Exercise objective: Reproduce each line, exactly, from the one containing "Decode this chart: output" through the end of the material. Exclude pictures.

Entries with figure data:
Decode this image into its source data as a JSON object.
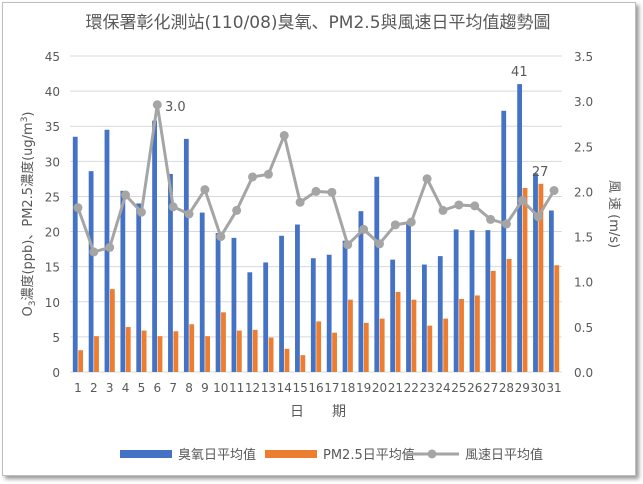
{
  "chart_data": {
    "type": "bar+line",
    "title": "環保署彰化測站(110/08)臭氧、PM2.5與風速日平均值趨勢圖",
    "xlabel": "日　　期",
    "ylabel": "O3濃度(ppb)、PM2.5濃度(ug/m3)",
    "ylabel_parts": {
      "a": "O",
      "sub": "3",
      "b": "濃度(ppb)、PM2.5濃度(ug/m",
      "sup": "3",
      "c": ")"
    },
    "y2label": "風 速 (m/s)",
    "ylim": [
      0,
      45
    ],
    "y2lim": [
      0,
      3.5
    ],
    "yticks": [
      "0",
      "5",
      "10",
      "15",
      "20",
      "25",
      "30",
      "35",
      "40",
      "45"
    ],
    "y2ticks": [
      "0.0",
      "0.5",
      "1.0",
      "1.5",
      "2.0",
      "2.5",
      "3.0",
      "3.5"
    ],
    "grid": true,
    "legend_position": "bottom",
    "categories": [
      "1",
      "2",
      "3",
      "4",
      "5",
      "6",
      "7",
      "8",
      "9",
      "10",
      "11",
      "12",
      "13",
      "14",
      "15",
      "16",
      "17",
      "18",
      "19",
      "20",
      "21",
      "22",
      "23",
      "24",
      "25",
      "26",
      "27",
      "28",
      "29",
      "30",
      "31"
    ],
    "series": [
      {
        "name": "臭氧日平均值",
        "type": "bar",
        "axis": "left",
        "color": "#4472C4",
        "values": [
          33.5,
          28.6,
          34.5,
          25.8,
          24.0,
          35.8,
          28.2,
          33.2,
          22.7,
          19.8,
          19.1,
          14.2,
          15.6,
          19.4,
          21.0,
          16.2,
          16.7,
          18.7,
          22.9,
          27.8,
          16.0,
          21.3,
          15.3,
          16.5,
          20.3,
          20.2,
          20.2,
          37.2,
          41,
          28.3,
          23.0
        ]
      },
      {
        "name": "PM2.5日平均值",
        "type": "bar",
        "axis": "left",
        "color": "#ED7D31",
        "values": [
          3.1,
          5.1,
          11.8,
          6.4,
          5.9,
          5.1,
          5.8,
          6.8,
          5.1,
          8.5,
          5.9,
          6.0,
          4.9,
          3.3,
          2.4,
          7.2,
          5.6,
          10.3,
          7.0,
          7.6,
          11.4,
          10.3,
          6.6,
          7.6,
          10.4,
          10.9,
          14.4,
          16.1,
          26.2,
          26.8,
          15.2
        ]
      },
      {
        "name": "風速日平均值",
        "type": "line",
        "axis": "right",
        "color": "#A5A5A5",
        "values": [
          1.82,
          1.33,
          1.38,
          1.96,
          1.77,
          2.96,
          1.83,
          1.75,
          2.02,
          1.5,
          1.79,
          2.16,
          2.19,
          2.62,
          1.88,
          2.0,
          1.99,
          1.41,
          1.58,
          1.42,
          1.63,
          1.66,
          2.14,
          1.79,
          1.85,
          1.84,
          1.69,
          1.64,
          1.9,
          1.72,
          2.01
        ]
      }
    ],
    "annotations": [
      {
        "series": 2,
        "index": 5,
        "text": "3.0"
      },
      {
        "series": 0,
        "index": 28,
        "text": "41"
      },
      {
        "series": 1,
        "index": 29,
        "text": "27"
      }
    ]
  }
}
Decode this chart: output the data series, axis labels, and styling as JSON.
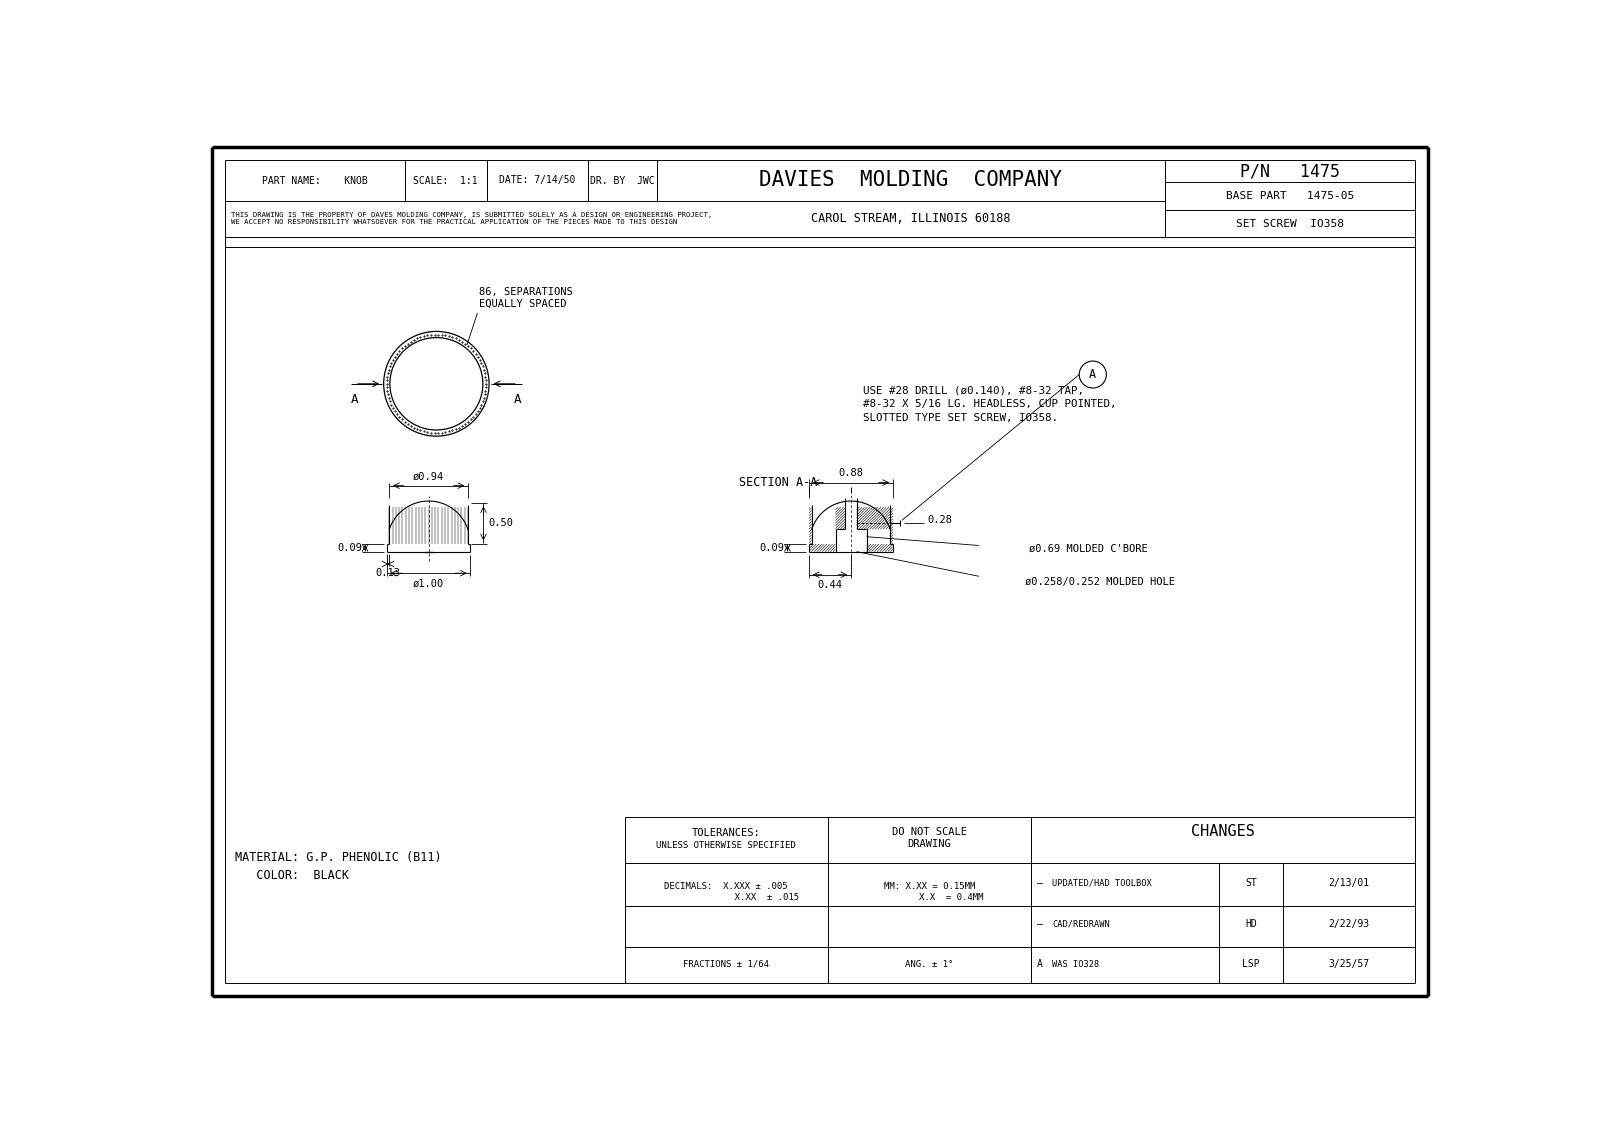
{
  "bg_color": "#ffffff",
  "line_color": "#000000",
  "company": "DAVIES  MOLDING  COMPANY",
  "company_sub": "CAROL STREAM, ILLINOIS 60188",
  "pn": "P/N   1475",
  "base_part": "BASE PART   1475-05",
  "set_screw": "SET SCREW  IO358",
  "separations_note_line1": "86, SEPARATIONS",
  "separations_note_line2": "EQUALLY SPACED",
  "section_label": "SECTION A-A",
  "note_text": "USE #28 DRILL (ø0.140), #8-32 TAP,\n#8-32 X 5/16 LG. HEADLESS, CUP POINTED,\nSLOTTED TYPE SET SCREW, IO358.",
  "dim_094": "ø0.94",
  "dim_100": "ø1.00",
  "dim_050": "0.50",
  "dim_009": "0.09",
  "dim_013": "0.13",
  "dim_088": "0.88",
  "dim_044": "0.44",
  "dim_009b": "0.09",
  "dim_028": "0.28",
  "dim_069": "ø0.69 MOLDED C'BORE",
  "dim_0258": "ø0.258/0.252 MOLDED HOLE",
  "tol_head": "TOLERANCES:",
  "tol_sub": "UNLESS OTHERWISE SPECIFIED",
  "do_not_scale": "DO NOT SCALE\nDRAWING",
  "frac": "FRACTIONS ± 1/64",
  "ang": "ANG. ± 1°",
  "changes": "CHANGES",
  "change1": "UPDATED/HAD TOOLBOX",
  "change1_by": "ST",
  "change1_date": "2/13/01",
  "change2": "CAD/REDRAWN",
  "change2_by": "HD",
  "change2_date": "2/22/93",
  "change3": "WAS IO328",
  "change3_by": "LSP",
  "change3_date": "3/25/57",
  "change3_rev": "A",
  "material": "MATERIAL: G.P. PHENOLIC (B11)",
  "color_text": "   COLOR:  BLACK"
}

Finished answer:
Decode this chart: output the data series, axis labels, and styling as JSON.
{
  "bg_color": "#ffffff",
  "line_color": "#000000",
  "company": "DAVIES  MOLDING  COMPANY",
  "company_sub": "CAROL STREAM, ILLINOIS 60188",
  "pn": "P/N   1475",
  "base_part": "BASE PART   1475-05",
  "set_screw": "SET SCREW  IO358",
  "separations_note_line1": "86, SEPARATIONS",
  "separations_note_line2": "EQUALLY SPACED",
  "section_label": "SECTION A-A",
  "note_text": "USE #28 DRILL (ø0.140), #8-32 TAP,\n#8-32 X 5/16 LG. HEADLESS, CUP POINTED,\nSLOTTED TYPE SET SCREW, IO358.",
  "dim_094": "ø0.94",
  "dim_100": "ø1.00",
  "dim_050": "0.50",
  "dim_009": "0.09",
  "dim_013": "0.13",
  "dim_088": "0.88",
  "dim_044": "0.44",
  "dim_009b": "0.09",
  "dim_028": "0.28",
  "dim_069": "ø0.69 MOLDED C'BORE",
  "dim_0258": "ø0.258/0.252 MOLDED HOLE",
  "tol_head": "TOLERANCES:",
  "tol_sub": "UNLESS OTHERWISE SPECIFIED",
  "do_not_scale": "DO NOT SCALE\nDRAWING",
  "frac": "FRACTIONS ± 1/64",
  "ang": "ANG. ± 1°",
  "changes": "CHANGES",
  "change1": "UPDATED/HAD TOOLBOX",
  "change1_by": "ST",
  "change1_date": "2/13/01",
  "change2": "CAD/REDRAWN",
  "change2_by": "HD",
  "change2_date": "2/22/93",
  "change3": "WAS IO328",
  "change3_by": "LSP",
  "change3_date": "3/25/57",
  "change3_rev": "A",
  "material": "MATERIAL: G.P. PHENOLIC (B11)",
  "color_text": "   COLOR:  BLACK"
}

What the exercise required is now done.